Reproduce verbatim the lines of the records below, beginning with the line that contains "y-tick-label: 5.000E-10 — [56, 359, 116, 373]" and continuing through the end of the records, both ends included.

Source material:

........

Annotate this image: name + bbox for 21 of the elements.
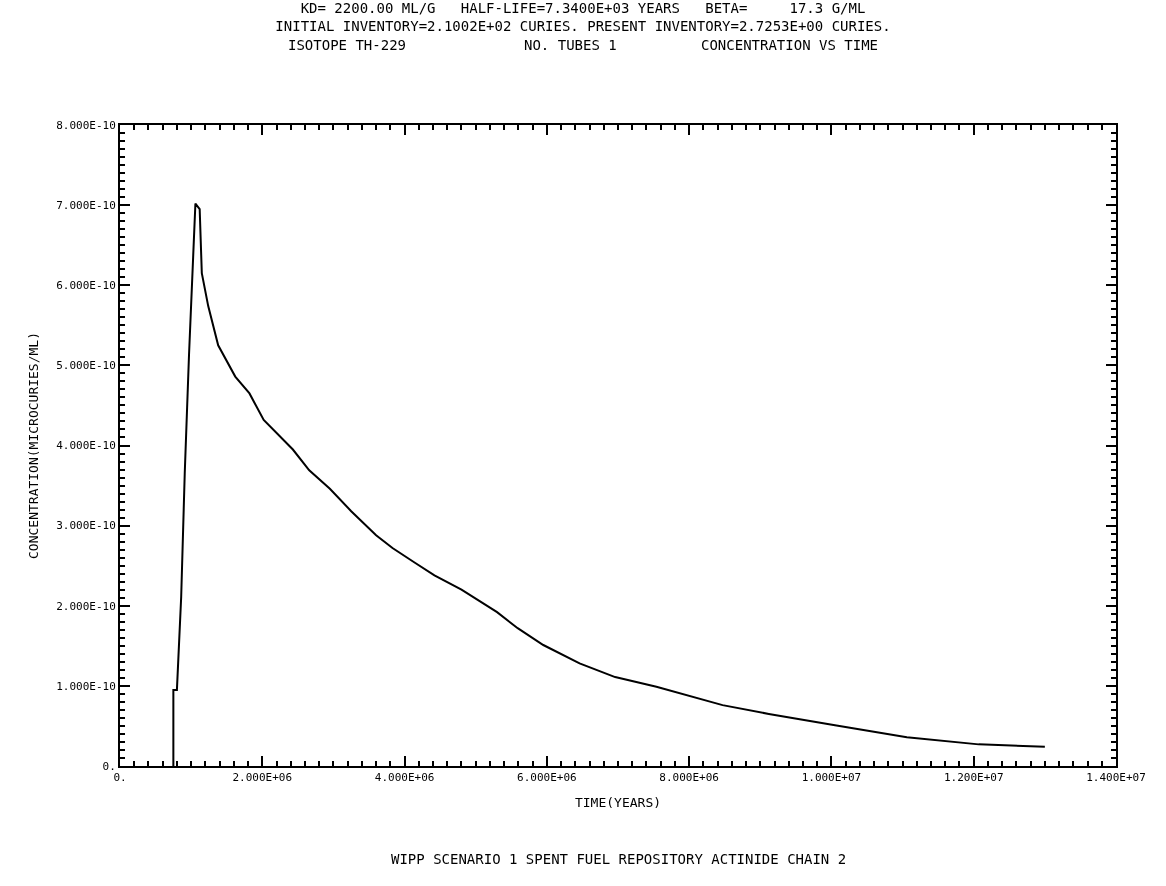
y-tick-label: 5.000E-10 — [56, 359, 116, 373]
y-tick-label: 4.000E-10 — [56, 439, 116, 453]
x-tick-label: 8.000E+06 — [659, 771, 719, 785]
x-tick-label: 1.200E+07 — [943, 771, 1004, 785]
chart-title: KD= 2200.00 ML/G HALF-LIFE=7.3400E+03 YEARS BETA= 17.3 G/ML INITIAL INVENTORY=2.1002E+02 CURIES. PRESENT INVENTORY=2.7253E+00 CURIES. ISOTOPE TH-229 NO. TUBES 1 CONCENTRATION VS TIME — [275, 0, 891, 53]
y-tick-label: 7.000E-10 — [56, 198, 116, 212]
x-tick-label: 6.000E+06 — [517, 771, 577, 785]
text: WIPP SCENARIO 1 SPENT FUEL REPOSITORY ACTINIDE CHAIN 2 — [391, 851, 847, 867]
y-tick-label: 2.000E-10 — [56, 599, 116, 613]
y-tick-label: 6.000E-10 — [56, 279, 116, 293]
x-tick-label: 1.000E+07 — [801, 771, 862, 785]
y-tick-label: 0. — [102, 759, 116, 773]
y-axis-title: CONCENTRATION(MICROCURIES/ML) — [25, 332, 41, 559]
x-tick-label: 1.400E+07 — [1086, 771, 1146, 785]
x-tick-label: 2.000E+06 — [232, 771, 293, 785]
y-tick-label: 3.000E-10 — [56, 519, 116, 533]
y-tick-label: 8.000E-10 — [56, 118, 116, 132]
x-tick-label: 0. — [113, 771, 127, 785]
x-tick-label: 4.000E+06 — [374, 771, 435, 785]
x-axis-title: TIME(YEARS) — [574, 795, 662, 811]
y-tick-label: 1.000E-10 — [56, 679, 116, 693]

........

In response:
y-tick-label: 5.000E-10 — [56, 359, 116, 373]
y-tick-label: 4.000E-10 — [56, 439, 116, 453]
x-tick-label: 8.000E+06 — [659, 771, 719, 785]
x-tick-label: 1.200E+07 — [943, 771, 1004, 785]
chart-title: KD= 2200.00 ML/G HALF-LIFE=7.3400E+03 YEARS BETA= 17.3 G/ML INITIAL INVENTORY=2.1002E+02 CURIES. PRESENT INVENTORY=2.7253E+00 CURIES. ISOTOPE TH-229 NO. TUBES 1 CONCENTRATION VS TIME — [275, 0, 891, 53]
y-tick-label: 7.000E-10 — [56, 198, 116, 212]
x-tick-label: 6.000E+06 — [517, 771, 577, 785]
text: WIPP SCENARIO 1 SPENT FUEL REPOSITORY ACTINIDE CHAIN 2 — [391, 851, 847, 867]
y-tick-label: 2.000E-10 — [56, 599, 116, 613]
y-tick-label: 6.000E-10 — [56, 279, 116, 293]
x-tick-label: 1.000E+07 — [801, 771, 862, 785]
y-tick-label: 0. — [102, 759, 116, 773]
y-axis-title: CONCENTRATION(MICROCURIES/ML) — [25, 332, 41, 559]
x-tick-label: 1.400E+07 — [1086, 771, 1146, 785]
x-tick-label: 2.000E+06 — [232, 771, 293, 785]
y-tick-label: 3.000E-10 — [56, 519, 116, 533]
y-tick-label: 8.000E-10 — [56, 118, 116, 132]
x-tick-label: 0. — [113, 771, 127, 785]
x-tick-label: 4.000E+06 — [374, 771, 435, 785]
x-axis-title: TIME(YEARS) — [574, 795, 662, 811]
y-tick-label: 1.000E-10 — [56, 679, 116, 693]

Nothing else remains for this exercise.